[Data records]
·····

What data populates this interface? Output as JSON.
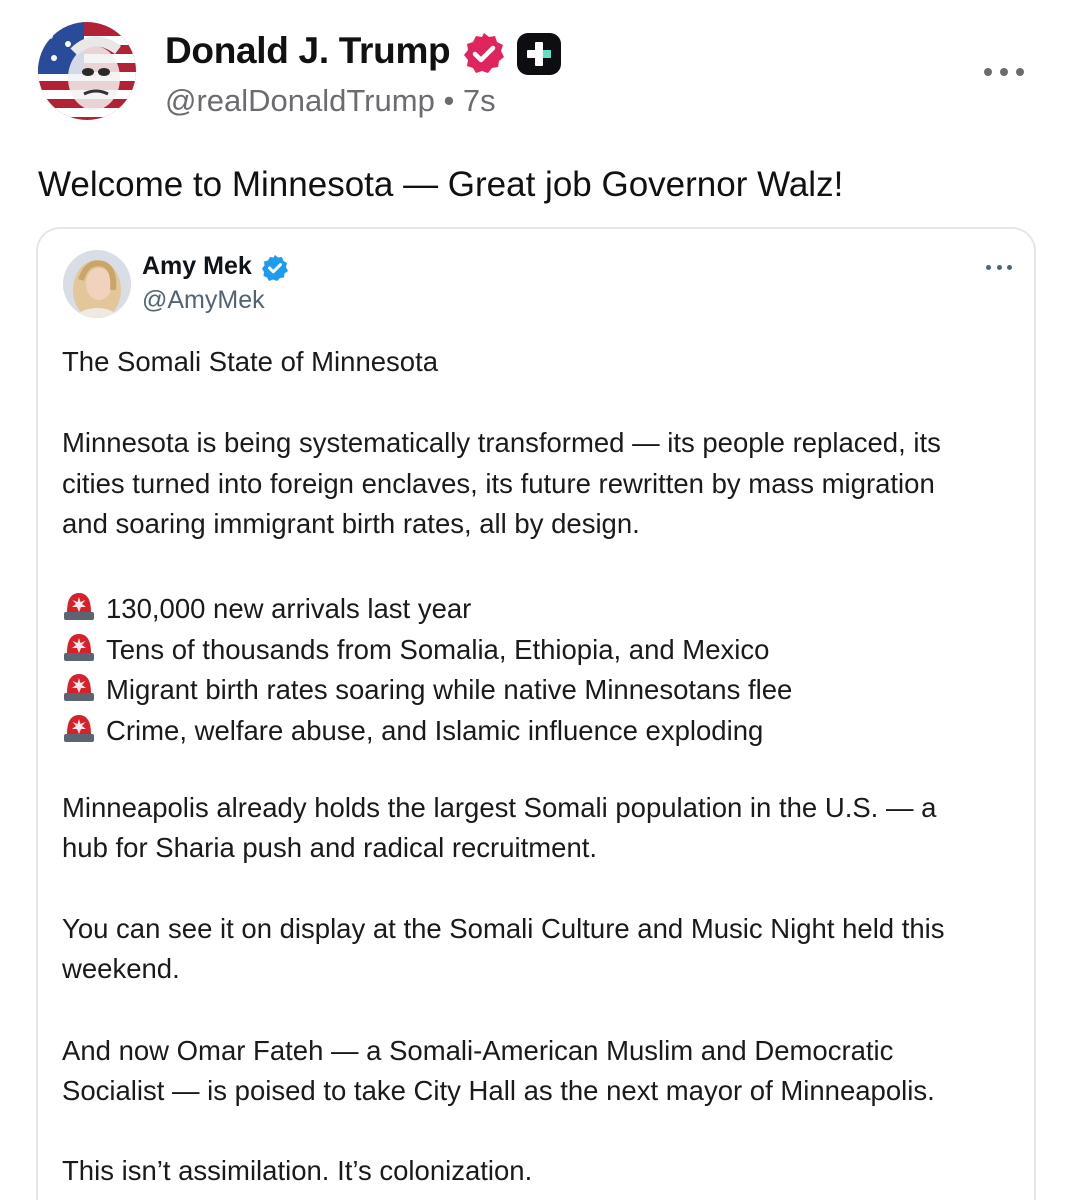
{
  "post": {
    "author_name": "Donald J. Trump",
    "handle": "@realDonaldTrump",
    "separator": "•",
    "time": "7s",
    "text": "Welcome to Minnesota — Great job Governor Walz!"
  },
  "quoted_post": {
    "author_name": "Amy Mek",
    "handle": "@AmyMek",
    "lines": {
      "title": "The Somali State of Minnesota",
      "p1_l1": "Minnesota is being systematically transformed — its people replaced, its",
      "p1_l2": "cities turned into foreign enclaves, its future rewritten by mass migration",
      "p1_l3": "and soaring immigrant birth rates, all by design.",
      "b1": "130,000 new arrivals last year",
      "b2": "Tens of thousands from Somalia, Ethiopia, and Mexico",
      "b3": "Migrant birth rates soaring while native Minnesotans flee",
      "b4": "Crime, welfare abuse, and Islamic influence exploding",
      "p2_l1": "Minneapolis already holds the largest Somali population in the U.S. — a",
      "p2_l2": "hub for Sharia push and radical recruitment.",
      "p3_l1": "You can see it on display at the Somali Culture and Music Night held this",
      "p3_l2": "weekend.",
      "p4_l1": "And now Omar Fateh — a Somali-American Muslim and Democratic",
      "p4_l2": "Socialist — is poised to take City Hall as the next mayor of Minneapolis.",
      "p5_l1": "This isn’t assimilation. It’s colonization."
    }
  },
  "icons": {
    "verified_main": "verified-badge-icon",
    "plus_badge": "plus-square-icon",
    "more": "more-options-icon",
    "siren": "police-siren-emoji-icon"
  },
  "colors": {
    "verified_main": "#e0245e",
    "verified_quote": "#1d9bf0",
    "secondary_text": "#6b6b70",
    "siren_red": "#d6202a"
  }
}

·····

> Job: Would you mind returning each entry above word for word, skipping the images?

> Result for this exercise:
What data populates this interface? Output as JSON.
{
  "post": {
    "author_name": "Donald J. Trump",
    "handle": "@realDonaldTrump",
    "separator": "•",
    "time": "7s",
    "text": "Welcome to Minnesota — Great job Governor Walz!"
  },
  "quoted_post": {
    "author_name": "Amy Mek",
    "handle": "@AmyMek",
    "lines": {
      "title": "The Somali State of Minnesota",
      "p1_l1": "Minnesota is being systematically transformed — its people replaced, its",
      "p1_l2": "cities turned into foreign enclaves, its future rewritten by mass migration",
      "p1_l3": "and soaring immigrant birth rates, all by design.",
      "b1": "130,000 new arrivals last year",
      "b2": "Tens of thousands from Somalia, Ethiopia, and Mexico",
      "b3": "Migrant birth rates soaring while native Minnesotans flee",
      "b4": "Crime, welfare abuse, and Islamic influence exploding",
      "p2_l1": "Minneapolis already holds the largest Somali population in the U.S. — a",
      "p2_l2": "hub for Sharia push and radical recruitment.",
      "p3_l1": "You can see it on display at the Somali Culture and Music Night held this",
      "p3_l2": "weekend.",
      "p4_l1": "And now Omar Fateh — a Somali-American Muslim and Democratic",
      "p4_l2": "Socialist — is poised to take City Hall as the next mayor of Minneapolis.",
      "p5_l1": "This isn’t assimilation. It’s colonization."
    }
  },
  "icons": {
    "verified_main": "verified-badge-icon",
    "plus_badge": "plus-square-icon",
    "more": "more-options-icon",
    "siren": "police-siren-emoji-icon"
  },
  "colors": {
    "verified_main": "#e0245e",
    "verified_quote": "#1d9bf0",
    "secondary_text": "#6b6b70",
    "siren_red": "#d6202a"
  }
}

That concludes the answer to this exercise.